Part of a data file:
______
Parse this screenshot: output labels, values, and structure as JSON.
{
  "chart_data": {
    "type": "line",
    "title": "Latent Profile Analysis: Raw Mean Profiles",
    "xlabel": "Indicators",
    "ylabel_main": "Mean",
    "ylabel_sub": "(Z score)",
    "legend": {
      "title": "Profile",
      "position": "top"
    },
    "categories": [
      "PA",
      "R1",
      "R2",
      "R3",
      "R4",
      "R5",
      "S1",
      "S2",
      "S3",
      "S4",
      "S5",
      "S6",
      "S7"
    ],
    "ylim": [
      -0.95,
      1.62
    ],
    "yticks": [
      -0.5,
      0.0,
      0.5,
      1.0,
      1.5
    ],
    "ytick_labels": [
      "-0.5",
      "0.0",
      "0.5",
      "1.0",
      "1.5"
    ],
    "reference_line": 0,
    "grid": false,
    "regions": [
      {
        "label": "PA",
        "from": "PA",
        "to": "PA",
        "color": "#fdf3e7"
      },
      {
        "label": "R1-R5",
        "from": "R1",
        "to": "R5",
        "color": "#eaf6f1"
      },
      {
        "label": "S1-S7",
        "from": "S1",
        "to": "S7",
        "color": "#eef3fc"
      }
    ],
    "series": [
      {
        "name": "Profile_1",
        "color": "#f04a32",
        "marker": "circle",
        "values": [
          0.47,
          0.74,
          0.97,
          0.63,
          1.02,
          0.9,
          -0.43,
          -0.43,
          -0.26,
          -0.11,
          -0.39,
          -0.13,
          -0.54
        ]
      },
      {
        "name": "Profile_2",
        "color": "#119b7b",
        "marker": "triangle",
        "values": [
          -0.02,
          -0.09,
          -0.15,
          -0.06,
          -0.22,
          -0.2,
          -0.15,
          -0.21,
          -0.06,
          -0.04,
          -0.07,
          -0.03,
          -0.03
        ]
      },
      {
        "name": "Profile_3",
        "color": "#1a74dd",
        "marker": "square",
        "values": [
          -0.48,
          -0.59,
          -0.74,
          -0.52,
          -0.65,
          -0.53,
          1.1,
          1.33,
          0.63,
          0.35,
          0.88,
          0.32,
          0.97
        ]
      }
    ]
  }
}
______
Filter the entries and copy out every line with the word "title".

ANSWER TO THIS TASK:
    "title": "Latent Profile Analysis: Raw Mean Profiles",
      "title": "Profile",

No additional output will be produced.